● The task
Which lines in the records below contain the word "Engine"? Copy each one out.

§

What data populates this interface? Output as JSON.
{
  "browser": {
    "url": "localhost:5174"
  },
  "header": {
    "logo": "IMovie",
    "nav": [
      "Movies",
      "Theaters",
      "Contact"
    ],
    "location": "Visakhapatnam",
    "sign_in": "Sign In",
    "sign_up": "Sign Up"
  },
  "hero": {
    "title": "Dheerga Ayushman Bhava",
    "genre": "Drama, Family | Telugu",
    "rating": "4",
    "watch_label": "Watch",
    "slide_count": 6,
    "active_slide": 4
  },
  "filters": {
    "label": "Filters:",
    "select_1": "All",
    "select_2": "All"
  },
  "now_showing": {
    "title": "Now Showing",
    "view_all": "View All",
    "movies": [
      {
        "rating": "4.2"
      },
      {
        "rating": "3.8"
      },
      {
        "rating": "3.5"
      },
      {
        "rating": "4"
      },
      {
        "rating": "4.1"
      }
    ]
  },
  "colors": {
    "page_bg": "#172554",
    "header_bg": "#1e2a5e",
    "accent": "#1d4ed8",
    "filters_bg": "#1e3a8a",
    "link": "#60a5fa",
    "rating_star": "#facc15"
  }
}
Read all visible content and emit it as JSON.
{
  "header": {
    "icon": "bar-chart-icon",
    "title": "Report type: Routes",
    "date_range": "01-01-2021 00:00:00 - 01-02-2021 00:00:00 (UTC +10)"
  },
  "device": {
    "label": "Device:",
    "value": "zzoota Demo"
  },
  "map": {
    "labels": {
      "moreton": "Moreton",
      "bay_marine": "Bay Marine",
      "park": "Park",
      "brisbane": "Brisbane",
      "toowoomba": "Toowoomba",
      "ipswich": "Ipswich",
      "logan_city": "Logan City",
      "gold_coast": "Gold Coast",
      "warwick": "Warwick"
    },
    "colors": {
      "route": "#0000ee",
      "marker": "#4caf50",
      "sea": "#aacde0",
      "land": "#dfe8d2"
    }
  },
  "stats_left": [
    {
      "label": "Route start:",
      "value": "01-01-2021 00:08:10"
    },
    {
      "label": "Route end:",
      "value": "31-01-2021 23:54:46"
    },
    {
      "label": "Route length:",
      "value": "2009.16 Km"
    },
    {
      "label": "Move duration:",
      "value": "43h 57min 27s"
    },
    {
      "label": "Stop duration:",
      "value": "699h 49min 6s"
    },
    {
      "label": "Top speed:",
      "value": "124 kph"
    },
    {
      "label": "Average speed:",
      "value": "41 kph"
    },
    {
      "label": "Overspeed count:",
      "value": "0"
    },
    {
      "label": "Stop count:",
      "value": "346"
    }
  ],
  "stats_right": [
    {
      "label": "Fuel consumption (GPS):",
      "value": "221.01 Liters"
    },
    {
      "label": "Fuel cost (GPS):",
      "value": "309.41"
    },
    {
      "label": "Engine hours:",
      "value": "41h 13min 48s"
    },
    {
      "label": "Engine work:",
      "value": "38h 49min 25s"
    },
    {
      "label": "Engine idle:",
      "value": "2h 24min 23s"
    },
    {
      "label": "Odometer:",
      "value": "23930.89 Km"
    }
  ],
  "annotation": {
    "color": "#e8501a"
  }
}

§

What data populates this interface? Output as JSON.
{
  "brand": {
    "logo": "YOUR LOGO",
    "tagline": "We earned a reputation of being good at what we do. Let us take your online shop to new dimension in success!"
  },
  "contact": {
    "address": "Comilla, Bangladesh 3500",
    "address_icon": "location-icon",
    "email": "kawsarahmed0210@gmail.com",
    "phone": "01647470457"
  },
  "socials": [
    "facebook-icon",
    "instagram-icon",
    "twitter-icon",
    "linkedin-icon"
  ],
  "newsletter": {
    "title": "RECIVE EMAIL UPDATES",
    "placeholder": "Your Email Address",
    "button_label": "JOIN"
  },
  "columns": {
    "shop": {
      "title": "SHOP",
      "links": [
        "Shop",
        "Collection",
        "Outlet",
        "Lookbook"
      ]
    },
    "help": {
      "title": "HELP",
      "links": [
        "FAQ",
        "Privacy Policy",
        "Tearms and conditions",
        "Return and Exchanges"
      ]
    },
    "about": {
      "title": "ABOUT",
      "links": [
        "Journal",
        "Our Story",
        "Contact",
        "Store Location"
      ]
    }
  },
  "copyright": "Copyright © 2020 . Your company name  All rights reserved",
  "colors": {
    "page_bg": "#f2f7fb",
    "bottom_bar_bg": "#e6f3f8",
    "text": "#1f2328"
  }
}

§

● The reply
      "label": "Engine hours:",
      "label": "Engine work:",
      "label": "Engine idle:",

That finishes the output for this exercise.